- _Task description_
Return the records in full, exactly as given.

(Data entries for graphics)
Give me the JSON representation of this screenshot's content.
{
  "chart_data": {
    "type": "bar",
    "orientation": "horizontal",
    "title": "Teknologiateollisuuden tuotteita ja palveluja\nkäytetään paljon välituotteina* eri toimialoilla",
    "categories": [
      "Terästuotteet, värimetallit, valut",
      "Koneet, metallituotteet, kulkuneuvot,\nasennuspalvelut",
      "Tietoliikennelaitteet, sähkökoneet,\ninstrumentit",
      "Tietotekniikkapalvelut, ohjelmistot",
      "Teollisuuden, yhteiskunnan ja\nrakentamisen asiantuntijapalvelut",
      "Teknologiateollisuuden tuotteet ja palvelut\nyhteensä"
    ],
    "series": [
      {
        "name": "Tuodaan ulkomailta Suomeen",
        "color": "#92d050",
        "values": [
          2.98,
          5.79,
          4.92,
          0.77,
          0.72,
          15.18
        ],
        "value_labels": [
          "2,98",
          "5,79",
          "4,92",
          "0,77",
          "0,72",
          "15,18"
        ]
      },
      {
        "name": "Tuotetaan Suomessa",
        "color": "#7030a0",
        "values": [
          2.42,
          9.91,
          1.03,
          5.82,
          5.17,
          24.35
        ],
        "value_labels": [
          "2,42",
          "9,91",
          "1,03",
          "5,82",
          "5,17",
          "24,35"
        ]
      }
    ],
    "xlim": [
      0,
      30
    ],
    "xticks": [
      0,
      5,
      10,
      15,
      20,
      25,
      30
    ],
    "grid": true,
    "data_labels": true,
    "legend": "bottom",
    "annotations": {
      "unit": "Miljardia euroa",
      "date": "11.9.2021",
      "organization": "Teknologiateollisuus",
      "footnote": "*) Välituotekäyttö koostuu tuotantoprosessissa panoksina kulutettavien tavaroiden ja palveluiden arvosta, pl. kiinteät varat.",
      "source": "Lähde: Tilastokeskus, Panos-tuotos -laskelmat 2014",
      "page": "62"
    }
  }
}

- _Exercise solution_
Give me the JSON representation of this screenshot's content.
{
  "chart_data": {
    "type": "bar",
    "orientation": "horizontal",
    "title": "Teknologiateollisuuden tuotteita ja palveluja\nkäytetään paljon välituotteina* eri toimialoilla",
    "categories": [
      "Terästuotteet, värimetallit, valut",
      "Koneet, metallituotteet, kulkuneuvot,\nasennuspalvelut",
      "Tietoliikennelaitteet, sähkökoneet,\ninstrumentit",
      "Tietotekniikkapalvelut, ohjelmistot",
      "Teollisuuden, yhteiskunnan ja\nrakentamisen asiantuntijapalvelut",
      "Teknologiateollisuuden tuotteet ja palvelut\nyhteensä"
    ],
    "series": [
      {
        "name": "Tuodaan ulkomailta Suomeen",
        "color": "#92d050",
        "values": [
          2.98,
          5.79,
          4.92,
          0.77,
          0.72,
          15.18
        ],
        "value_labels": [
          "2,98",
          "5,79",
          "4,92",
          "0,77",
          "0,72",
          "15,18"
        ]
      },
      {
        "name": "Tuotetaan Suomessa",
        "color": "#7030a0",
        "values": [
          2.42,
          9.91,
          1.03,
          5.82,
          5.17,
          24.35
        ],
        "value_labels": [
          "2,42",
          "9,91",
          "1,03",
          "5,82",
          "5,17",
          "24,35"
        ]
      }
    ],
    "xlim": [
      0,
      30
    ],
    "xticks": [
      0,
      5,
      10,
      15,
      20,
      25,
      30
    ],
    "grid": true,
    "data_labels": true,
    "legend": "bottom",
    "annotations": {
      "unit": "Miljardia euroa",
      "date": "11.9.2021",
      "organization": "Teknologiateollisuus",
      "footnote": "*) Välituotekäyttö koostuu tuotantoprosessissa panoksina kulutettavien tavaroiden ja palveluiden arvosta, pl. kiinteät varat.",
      "source": "Lähde: Tilastokeskus, Panos-tuotos -laskelmat 2014",
      "page": "62"
    }
  }
}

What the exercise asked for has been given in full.